*GIVEN INFORMATION:*
— BEGIN —

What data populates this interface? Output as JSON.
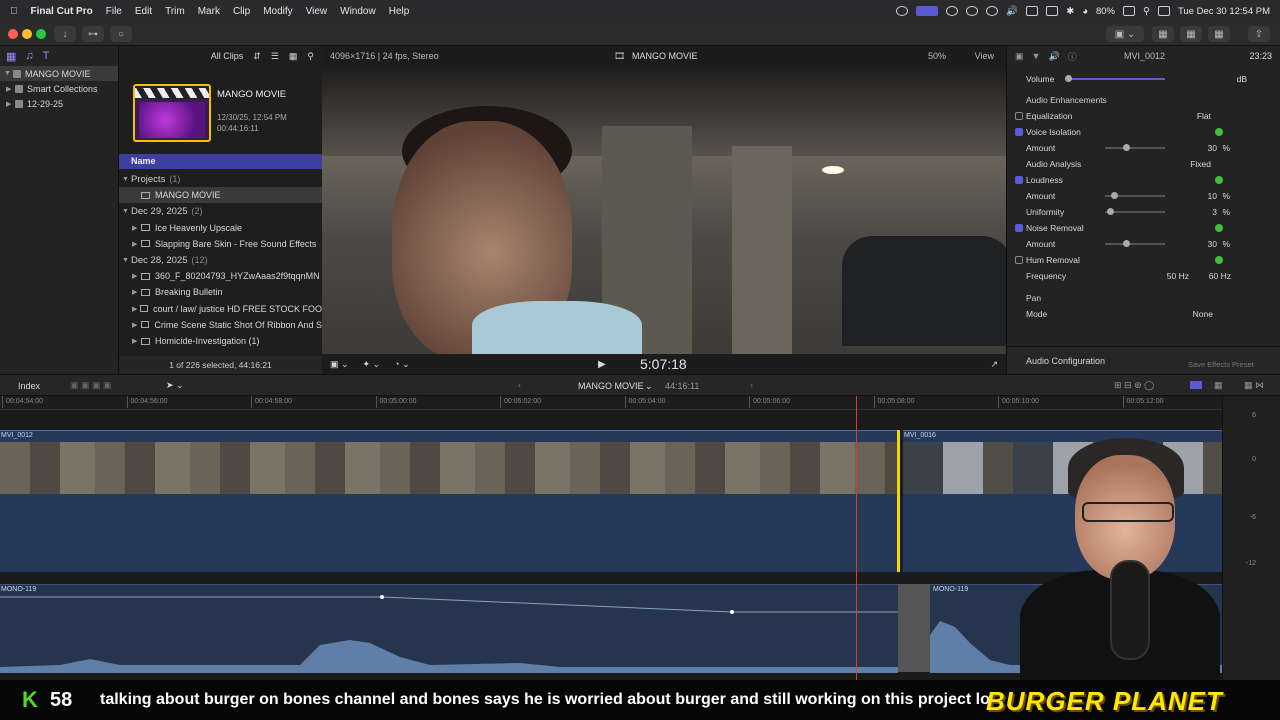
{
  "menubar": {
    "app": "Final Cut Pro",
    "items": [
      "File",
      "Edit",
      "Trim",
      "Mark",
      "Clip",
      "Modify",
      "View",
      "Window",
      "Help"
    ],
    "battery": "80%",
    "datetime": "Tue Dec 30  12:54 PM"
  },
  "library": {
    "items": [
      {
        "label": "MANGO MOVIE"
      },
      {
        "label": "Smart Collections"
      },
      {
        "label": "12-29-25"
      }
    ]
  },
  "browser": {
    "filter": "All Clips",
    "project_title": "MANGO MOVIE",
    "project_date": "12/30/25, 12:54 PM",
    "project_duration": "00:44:16:11",
    "column_name": "Name",
    "rows": [
      {
        "kind": "group",
        "label": "Projects",
        "count": "(1)"
      },
      {
        "kind": "clip",
        "label": "MANGO MOVIE"
      },
      {
        "kind": "group",
        "label": "Dec 29, 2025",
        "count": "(2)"
      },
      {
        "kind": "clip",
        "label": "Ice Heavenly Upscale"
      },
      {
        "kind": "clip",
        "label": "Slapping Bare Skin - Free Sound Effects"
      },
      {
        "kind": "group",
        "label": "Dec 28, 2025",
        "count": "(12)"
      },
      {
        "kind": "clip",
        "label": "360_F_80204793_HYZwAaas2f9tqqnMN"
      },
      {
        "kind": "clip",
        "label": "Breaking Bulletin"
      },
      {
        "kind": "clip",
        "label": "court / law/ justice HD FREE STOCK FOO"
      },
      {
        "kind": "clip",
        "label": "Crime Scene Static Shot Of Ribbon And S"
      },
      {
        "kind": "clip",
        "label": "Homicide-Investigation (1)"
      }
    ],
    "footer": "1 of 226 selected, 44:16:21"
  },
  "viewer": {
    "format": "4096×1716 | 24 fps, Stereo",
    "title": "MANGO MOVIE",
    "zoom": "50%",
    "view_menu": "View",
    "timecode": "5:07:18"
  },
  "inspector": {
    "clip_name": "MVI_0012",
    "clip_duration": "23:23",
    "volume_label": "Volume",
    "volume_unit": "dB",
    "enhancements_title": "Audio Enhancements",
    "rows": [
      {
        "label": "Equalization",
        "value": "Flat",
        "check": false
      },
      {
        "label": "Voice Isolation",
        "check": true
      },
      {
        "label": "Amount",
        "value": "30",
        "unit": "%",
        "level": 0.3
      },
      {
        "label": "Audio Analysis",
        "value": "Fixed"
      },
      {
        "label": "Loudness",
        "check": true
      },
      {
        "label": "Amount",
        "value": "10",
        "unit": "%",
        "level": 0.1
      },
      {
        "label": "Uniformity",
        "value": "3",
        "unit": "%",
        "level": 0.03
      },
      {
        "label": "Noise Removal",
        "check": true
      },
      {
        "label": "Amount",
        "value": "30",
        "unit": "%",
        "level": 0.3
      },
      {
        "label": "Hum Removal",
        "check": false
      },
      {
        "label": "Frequency",
        "value": "50 Hz",
        "value2": "60 Hz"
      }
    ],
    "pan_title": "Pan",
    "mode_label": "Mode",
    "mode_value": "None",
    "audio_config": "Audio Configuration",
    "save_preset": "Save Effects Preset"
  },
  "timeline": {
    "index_label": "Index",
    "project": "MANGO MOVIE",
    "duration": "44:16:11",
    "ruler": [
      "00:04:54:00",
      "00:04:56:00",
      "00:04:58:00",
      "00:05:00:00",
      "00:05:02:00",
      "00:05:04:00",
      "00:05:06:00",
      "00:05:08:00",
      "00:05:10:00",
      "00:05:12:00"
    ],
    "video_clips": [
      "MVI_0012",
      "MVI_0016"
    ],
    "audio_clips": [
      "MONO-119",
      "MONO-119"
    ],
    "meter_ticks": [
      "6",
      "0",
      "-6",
      "-12"
    ]
  },
  "overlay": {
    "k_label": "K",
    "k_count": "58",
    "ticker": "talking about burger on bones channel and bones says he is worried about burger and still working on this project lol",
    "brand": "BURGER PLANET"
  },
  "colors": {
    "accent": "#5b5bd6",
    "playhead": "#e23a2c",
    "skimmer": "#f2d700",
    "check": "#3cc23c"
  }
}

— END —

*TASK REQUIREMENTS:*
Print every entry exactly as written, without the pictures.

*EXERCISE RESPONSE:*
What data populates this interface? Output as JSON.
{
  "menubar": {
    "app": "Final Cut Pro",
    "items": [
      "File",
      "Edit",
      "Trim",
      "Mark",
      "Clip",
      "Modify",
      "View",
      "Window",
      "Help"
    ],
    "battery": "80%",
    "datetime": "Tue Dec 30  12:54 PM"
  },
  "library": {
    "items": [
      {
        "label": "MANGO MOVIE"
      },
      {
        "label": "Smart Collections"
      },
      {
        "label": "12-29-25"
      }
    ]
  },
  "browser": {
    "filter": "All Clips",
    "project_title": "MANGO MOVIE",
    "project_date": "12/30/25, 12:54 PM",
    "project_duration": "00:44:16:11",
    "column_name": "Name",
    "rows": [
      {
        "kind": "group",
        "label": "Projects",
        "count": "(1)"
      },
      {
        "kind": "clip",
        "label": "MANGO MOVIE"
      },
      {
        "kind": "group",
        "label": "Dec 29, 2025",
        "count": "(2)"
      },
      {
        "kind": "clip",
        "label": "Ice Heavenly Upscale"
      },
      {
        "kind": "clip",
        "label": "Slapping Bare Skin - Free Sound Effects"
      },
      {
        "kind": "group",
        "label": "Dec 28, 2025",
        "count": "(12)"
      },
      {
        "kind": "clip",
        "label": "360_F_80204793_HYZwAaas2f9tqqnMN"
      },
      {
        "kind": "clip",
        "label": "Breaking Bulletin"
      },
      {
        "kind": "clip",
        "label": "court / law/ justice HD FREE STOCK FOO"
      },
      {
        "kind": "clip",
        "label": "Crime Scene Static Shot Of Ribbon And S"
      },
      {
        "kind": "clip",
        "label": "Homicide-Investigation (1)"
      }
    ],
    "footer": "1 of 226 selected, 44:16:21"
  },
  "viewer": {
    "format": "4096×1716 | 24 fps, Stereo",
    "title": "MANGO MOVIE",
    "zoom": "50%",
    "view_menu": "View",
    "timecode": "5:07:18"
  },
  "inspector": {
    "clip_name": "MVI_0012",
    "clip_duration": "23:23",
    "volume_label": "Volume",
    "volume_unit": "dB",
    "enhancements_title": "Audio Enhancements",
    "rows": [
      {
        "label": "Equalization",
        "value": "Flat",
        "check": false
      },
      {
        "label": "Voice Isolation",
        "check": true
      },
      {
        "label": "Amount",
        "value": "30",
        "unit": "%",
        "level": 0.3
      },
      {
        "label": "Audio Analysis",
        "value": "Fixed"
      },
      {
        "label": "Loudness",
        "check": true
      },
      {
        "label": "Amount",
        "value": "10",
        "unit": "%",
        "level": 0.1
      },
      {
        "label": "Uniformity",
        "value": "3",
        "unit": "%",
        "level": 0.03
      },
      {
        "label": "Noise Removal",
        "check": true
      },
      {
        "label": "Amount",
        "value": "30",
        "unit": "%",
        "level": 0.3
      },
      {
        "label": "Hum Removal",
        "check": false
      },
      {
        "label": "Frequency",
        "value": "50 Hz",
        "value2": "60 Hz"
      }
    ],
    "pan_title": "Pan",
    "mode_label": "Mode",
    "mode_value": "None",
    "audio_config": "Audio Configuration",
    "save_preset": "Save Effects Preset"
  },
  "timeline": {
    "index_label": "Index",
    "project": "MANGO MOVIE",
    "duration": "44:16:11",
    "ruler": [
      "00:04:54:00",
      "00:04:56:00",
      "00:04:58:00",
      "00:05:00:00",
      "00:05:02:00",
      "00:05:04:00",
      "00:05:06:00",
      "00:05:08:00",
      "00:05:10:00",
      "00:05:12:00"
    ],
    "video_clips": [
      "MVI_0012",
      "MVI_0016"
    ],
    "audio_clips": [
      "MONO-119",
      "MONO-119"
    ],
    "meter_ticks": [
      "6",
      "0",
      "-6",
      "-12"
    ]
  },
  "overlay": {
    "k_label": "K",
    "k_count": "58",
    "ticker": "talking about burger on bones channel and bones says he is worried about burger and still working on this project lol",
    "brand": "BURGER PLANET"
  },
  "colors": {
    "accent": "#5b5bd6",
    "playhead": "#e23a2c",
    "skimmer": "#f2d700",
    "check": "#3cc23c"
  }
}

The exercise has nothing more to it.